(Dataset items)
########
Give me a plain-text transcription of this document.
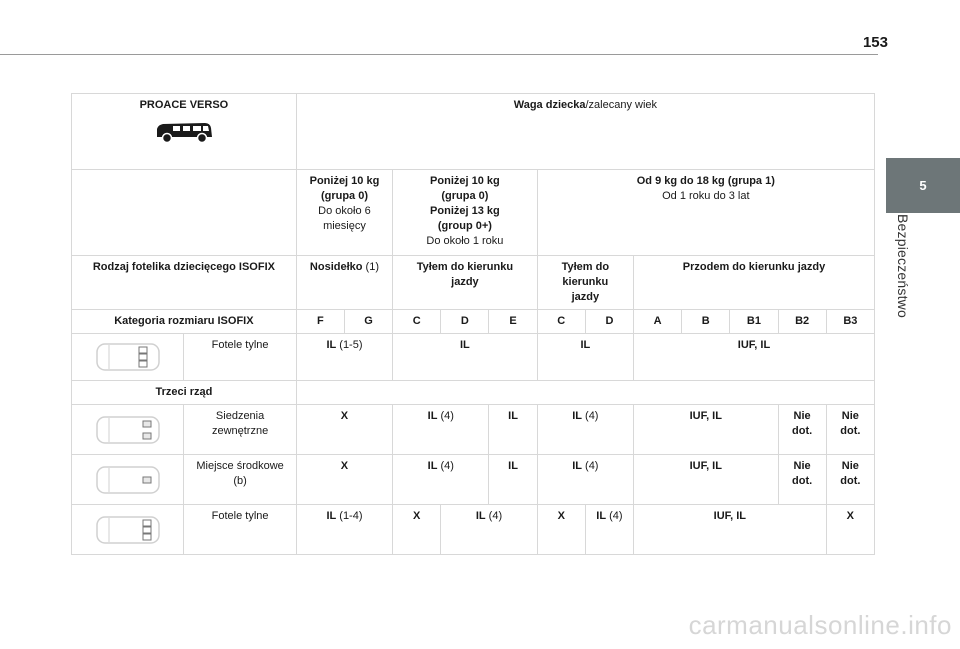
153
5
Bezpieczeństwo
PROACE VERSO		Waga dziecka/zalecany wiek											
		Poniżej 10 kg
(grupa 0)
Do około 6
miesięcy		Poniżej 10 kg
(grupa 0)
Poniżej 13 kg
(group 0+)
Do około 1 roku			Od 9 kg do 18 kg (grupa 1)
Od 1 roku do 3 lat						
Rodzaj fotelika dziecięcego ISOFIX		Nosidełko (1)		Tyłem do kierunku
jazdy			Tyłem do
kierunku
jazdy		Przodem do kierunku jazdy				
Kategoria rozmiaru ISOFIX		F	G	C	D	E	C	D	A	B	B1	B2	B3

	Fotele tylne	IL (1-5)		IL			IL		IUF, IL				
Trzeci rząd													

	Siedzenia
zewnętrzne	X		IL (4)		IL	IL (4)		IUF, IL			Nie
dot.	Nie
dot.

	Miejsce środkowe
(b)	X		IL (4)		IL	IL (4)		IUF, IL			Nie
dot.	Nie
dot.

	Fotele tylne	IL (1-4)		X	IL (4)		X	IL (4)	IUF, IL				X
carmanualsonline.info
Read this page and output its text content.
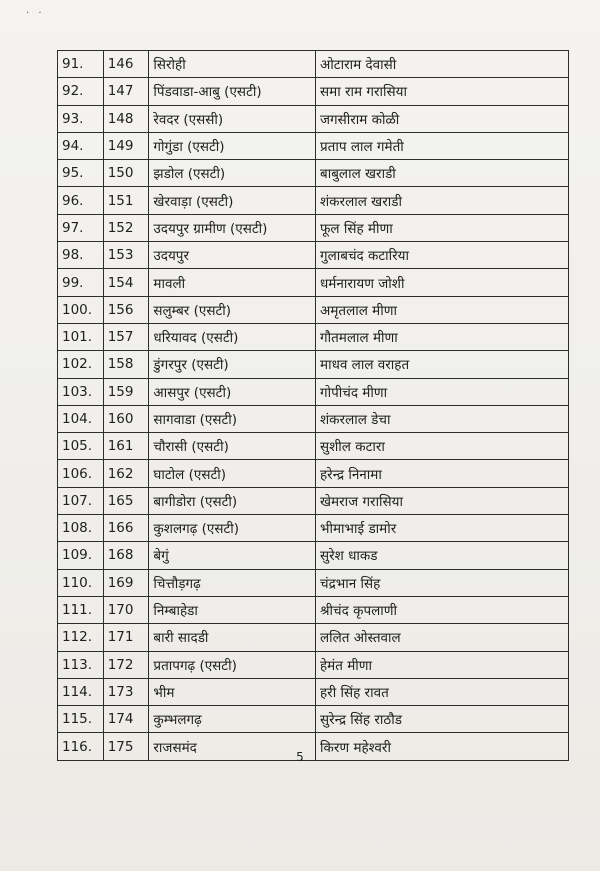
· ·
91.	146	सिरोही	ओटाराम देवासी
92.	147	पिंडवाडा-आबु (एसटी)	समा राम गरासिया
93.	148	रेवदर (एससी)	जगसीराम कोळी
94.	149	गोगुंडा (एसटी)	प्रताप लाल गमेती
95.	150	झडोल (एसटी)	बाबुलाल खराडी
96.	151	खेरवाड़ा (एसटी)	शंकरलाल खराडी
97.	152	उदयपुर ग्रामीण (एसटी)	फूल सिंह मीणा
98.	153	उदयपुर	गुलाबचंद कटारिया
99.	154	मावली	धर्मनारायण जोशी
100.	156	सलुम्बर (एसटी)	अमृतलाल मीणा
101.	157	धरियावद (एसटी)	गौतमलाल मीणा
102.	158	डुंगरपुर (एसटी)	माधव लाल वराहत
103.	159	आसपुर (एसटी)	गोपीचंद मीणा
104.	160	सागवाडा (एसटी)	शंकरलाल डेचा
105.	161	चौरासी (एसटी)	सुशील कटारा
106.	162	घाटोल (एसटी)	हरेन्द्र निनामा
107.	165	बागीडोरा (एसटी)	खेमराज गरासिया
108.	166	कुशलगढ़ (एसटी)	भीमाभाई डामोर
109.	168	बेगुं	सुरेश धाकड
110.	169	चित्तौड़गढ़	चंद्रभान सिंह
111.	170	निम्बाहेडा	श्रीचंद कृपलाणी
112.	171	बारी सादडी	ललित ओस्तवाल
113.	172	प्रतापगढ़ (एसटी)	हेमंत मीणा
114.	173	भीम	हरी सिंह रावत
115.	174	कुम्भलगढ़	सुरेन्द्र सिंह राठौड
116.	175	राजसमंद	किरण महेश्वरी
5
########
### Exercise requirements
Keep the pictures out of the copy and return the rest of the data above exactly.

### Written reply
Give me a plain-text transcription of this document.
153
5
Bezpieczeństwo
PROACE VERSO		Waga dziecka/zalecany wiek											
		Poniżej 10 kg
(grupa 0)
Do około 6
miesięcy		Poniżej 10 kg
(grupa 0)
Poniżej 13 kg
(group 0+)
Do około 1 roku			Od 9 kg do 18 kg (grupa 1)
Od 1 roku do 3 lat						
Rodzaj fotelika dziecięcego ISOFIX		Nosidełko (1)		Tyłem do kierunku
jazdy			Tyłem do
kierunku
jazdy		Przodem do kierunku jazdy				
Kategoria rozmiaru ISOFIX		F	G	C	D	E	C	D	A	B	B1	B2	B3

	Fotele tylne	IL (1-5)		IL			IL		IUF, IL				
Trzeci rząd													

	Siedzenia
zewnętrzne	X		IL (4)		IL	IL (4)		IUF, IL			Nie
dot.	Nie
dot.

	Miejsce środkowe
(b)	X		IL (4)		IL	IL (4)		IUF, IL			Nie
dot.	Nie
dot.

	Fotele tylne	IL (1-4)		X	IL (4)		X	IL (4)	IUF, IL				X
carmanualsonline.info
Read this page and output its text content.
· ·
91.	146	सिरोही	ओटाराम देवासी
92.	147	पिंडवाडा-आबु (एसटी)	समा राम गरासिया
93.	148	रेवदर (एससी)	जगसीराम कोळी
94.	149	गोगुंडा (एसटी)	प्रताप लाल गमेती
95.	150	झडोल (एसटी)	बाबुलाल खराडी
96.	151	खेरवाड़ा (एसटी)	शंकरलाल खराडी
97.	152	उदयपुर ग्रामीण (एसटी)	फूल सिंह मीणा
98.	153	उदयपुर	गुलाबचंद कटारिया
99.	154	मावली	धर्मनारायण जोशी
100.	156	सलुम्बर (एसटी)	अमृतलाल मीणा
101.	157	धरियावद (एसटी)	गौतमलाल मीणा
102.	158	डुंगरपुर (एसटी)	माधव लाल वराहत
103.	159	आसपुर (एसटी)	गोपीचंद मीणा
104.	160	सागवाडा (एसटी)	शंकरलाल डेचा
105.	161	चौरासी (एसटी)	सुशील कटारा
106.	162	घाटोल (एसटी)	हरेन्द्र निनामा
107.	165	बागीडोरा (एसटी)	खेमराज गरासिया
108.	166	कुशलगढ़ (एसटी)	भीमाभाई डामोर
109.	168	बेगुं	सुरेश धाकड
110.	169	चित्तौड़गढ़	चंद्रभान सिंह
111.	170	निम्बाहेडा	श्रीचंद कृपलाणी
112.	171	बारी सादडी	ललित ओस्तवाल
113.	172	प्रतापगढ़ (एसटी)	हेमंत मीणा
114.	173	भीम	हरी सिंह रावत
115.	174	कुम्भलगढ़	सुरेन्द्र सिंह राठौड
116.	175	राजसमंद	किरण महेश्वरी
5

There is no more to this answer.